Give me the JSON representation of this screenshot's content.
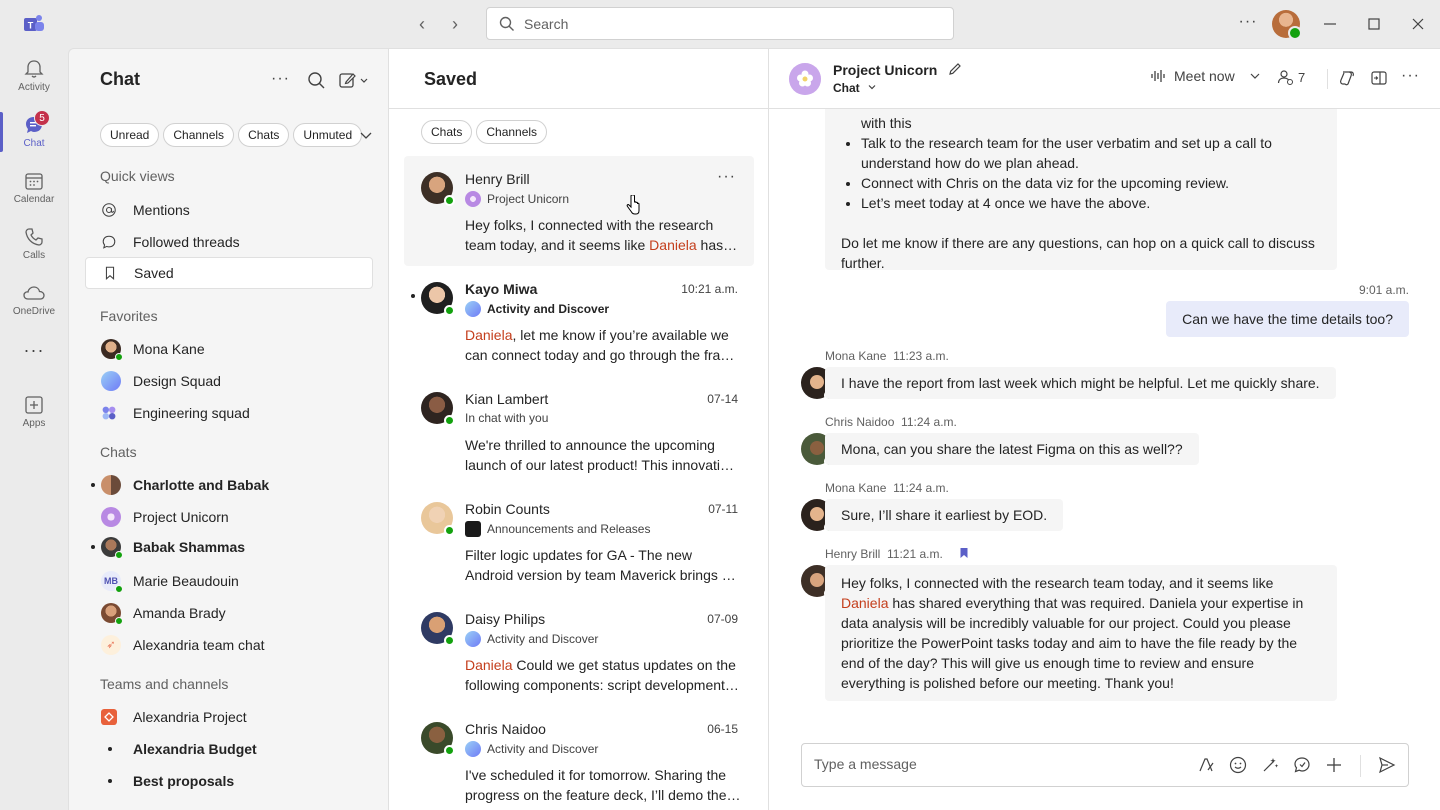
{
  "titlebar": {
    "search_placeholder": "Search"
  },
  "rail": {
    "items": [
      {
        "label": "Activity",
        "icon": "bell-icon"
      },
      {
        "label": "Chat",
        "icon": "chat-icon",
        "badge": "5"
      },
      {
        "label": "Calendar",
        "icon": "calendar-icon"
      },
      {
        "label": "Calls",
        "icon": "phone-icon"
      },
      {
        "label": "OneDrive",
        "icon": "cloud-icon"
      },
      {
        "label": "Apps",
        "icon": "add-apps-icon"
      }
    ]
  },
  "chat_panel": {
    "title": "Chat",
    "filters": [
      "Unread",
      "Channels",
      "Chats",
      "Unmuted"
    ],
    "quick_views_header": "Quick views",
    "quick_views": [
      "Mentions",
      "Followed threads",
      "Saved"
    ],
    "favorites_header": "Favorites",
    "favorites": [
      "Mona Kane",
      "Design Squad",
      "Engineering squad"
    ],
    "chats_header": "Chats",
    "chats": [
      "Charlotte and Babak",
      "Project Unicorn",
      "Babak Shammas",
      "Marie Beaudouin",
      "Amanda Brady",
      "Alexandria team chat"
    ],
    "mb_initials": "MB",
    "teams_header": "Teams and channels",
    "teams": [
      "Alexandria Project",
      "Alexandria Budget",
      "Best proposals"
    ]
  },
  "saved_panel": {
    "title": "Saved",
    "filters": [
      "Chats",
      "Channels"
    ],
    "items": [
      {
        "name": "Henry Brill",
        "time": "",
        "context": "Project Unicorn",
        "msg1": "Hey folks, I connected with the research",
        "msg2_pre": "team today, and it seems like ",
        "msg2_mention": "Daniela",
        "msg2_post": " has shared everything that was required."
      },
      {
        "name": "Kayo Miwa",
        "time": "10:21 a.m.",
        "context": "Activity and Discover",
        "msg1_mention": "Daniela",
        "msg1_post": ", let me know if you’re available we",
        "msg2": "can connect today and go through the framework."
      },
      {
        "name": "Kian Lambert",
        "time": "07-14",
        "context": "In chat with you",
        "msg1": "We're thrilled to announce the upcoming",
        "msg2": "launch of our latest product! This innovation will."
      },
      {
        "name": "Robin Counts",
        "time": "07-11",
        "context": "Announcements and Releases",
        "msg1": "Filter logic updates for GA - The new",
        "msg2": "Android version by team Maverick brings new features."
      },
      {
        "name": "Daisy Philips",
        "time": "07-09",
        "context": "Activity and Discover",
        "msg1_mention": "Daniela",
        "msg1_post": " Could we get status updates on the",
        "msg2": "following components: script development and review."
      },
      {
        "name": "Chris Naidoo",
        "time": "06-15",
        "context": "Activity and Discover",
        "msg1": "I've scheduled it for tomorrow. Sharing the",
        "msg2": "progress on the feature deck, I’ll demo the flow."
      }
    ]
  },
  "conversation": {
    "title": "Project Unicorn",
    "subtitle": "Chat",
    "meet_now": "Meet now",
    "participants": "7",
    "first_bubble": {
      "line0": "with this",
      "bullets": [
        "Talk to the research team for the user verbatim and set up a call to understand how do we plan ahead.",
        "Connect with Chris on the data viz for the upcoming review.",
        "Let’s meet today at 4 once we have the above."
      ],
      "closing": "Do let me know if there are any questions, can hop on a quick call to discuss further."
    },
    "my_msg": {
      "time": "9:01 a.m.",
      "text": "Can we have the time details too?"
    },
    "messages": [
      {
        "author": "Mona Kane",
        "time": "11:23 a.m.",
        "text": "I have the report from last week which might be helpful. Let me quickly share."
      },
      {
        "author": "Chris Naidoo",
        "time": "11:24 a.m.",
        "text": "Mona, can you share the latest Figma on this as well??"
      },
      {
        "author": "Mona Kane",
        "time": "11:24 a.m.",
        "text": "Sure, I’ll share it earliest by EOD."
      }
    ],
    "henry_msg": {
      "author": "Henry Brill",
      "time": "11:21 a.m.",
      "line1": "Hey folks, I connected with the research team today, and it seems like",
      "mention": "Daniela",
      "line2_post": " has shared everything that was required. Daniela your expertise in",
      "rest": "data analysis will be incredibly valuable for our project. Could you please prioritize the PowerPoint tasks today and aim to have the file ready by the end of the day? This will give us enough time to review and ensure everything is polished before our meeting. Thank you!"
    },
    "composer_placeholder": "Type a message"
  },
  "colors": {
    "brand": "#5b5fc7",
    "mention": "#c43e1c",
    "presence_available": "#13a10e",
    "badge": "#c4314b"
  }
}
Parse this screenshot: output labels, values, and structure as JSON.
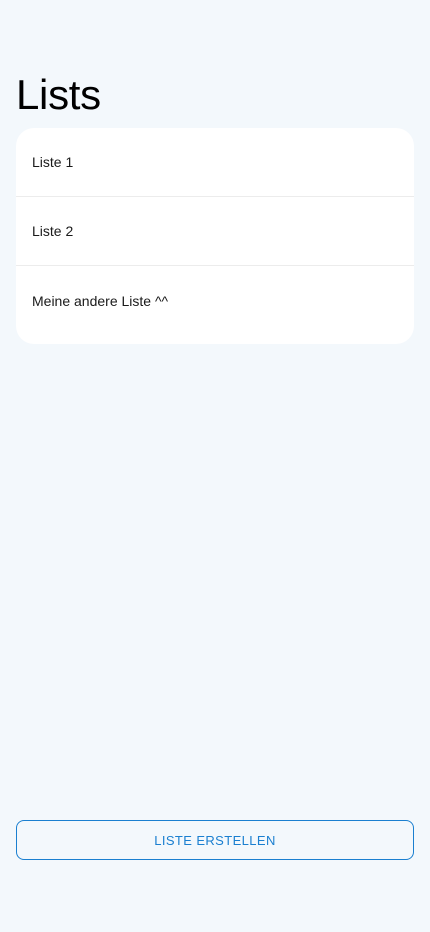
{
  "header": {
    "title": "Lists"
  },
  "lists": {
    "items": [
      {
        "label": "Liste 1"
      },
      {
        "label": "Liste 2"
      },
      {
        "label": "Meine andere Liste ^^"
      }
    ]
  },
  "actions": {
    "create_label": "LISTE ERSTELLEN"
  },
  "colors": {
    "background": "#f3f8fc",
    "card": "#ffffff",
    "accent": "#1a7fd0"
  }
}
------------------------
## The task
Locate the lines above that hold the word "research". Show every one of them.

## Reply to the exercise
        "msg1": "Hey folks, I connected with the research",
        "Talk to the research team for the user verbatim and set up a call to understand how do we plan ahead.",
      "line1": "Hey folks, I connected with the research team today, and it seems like",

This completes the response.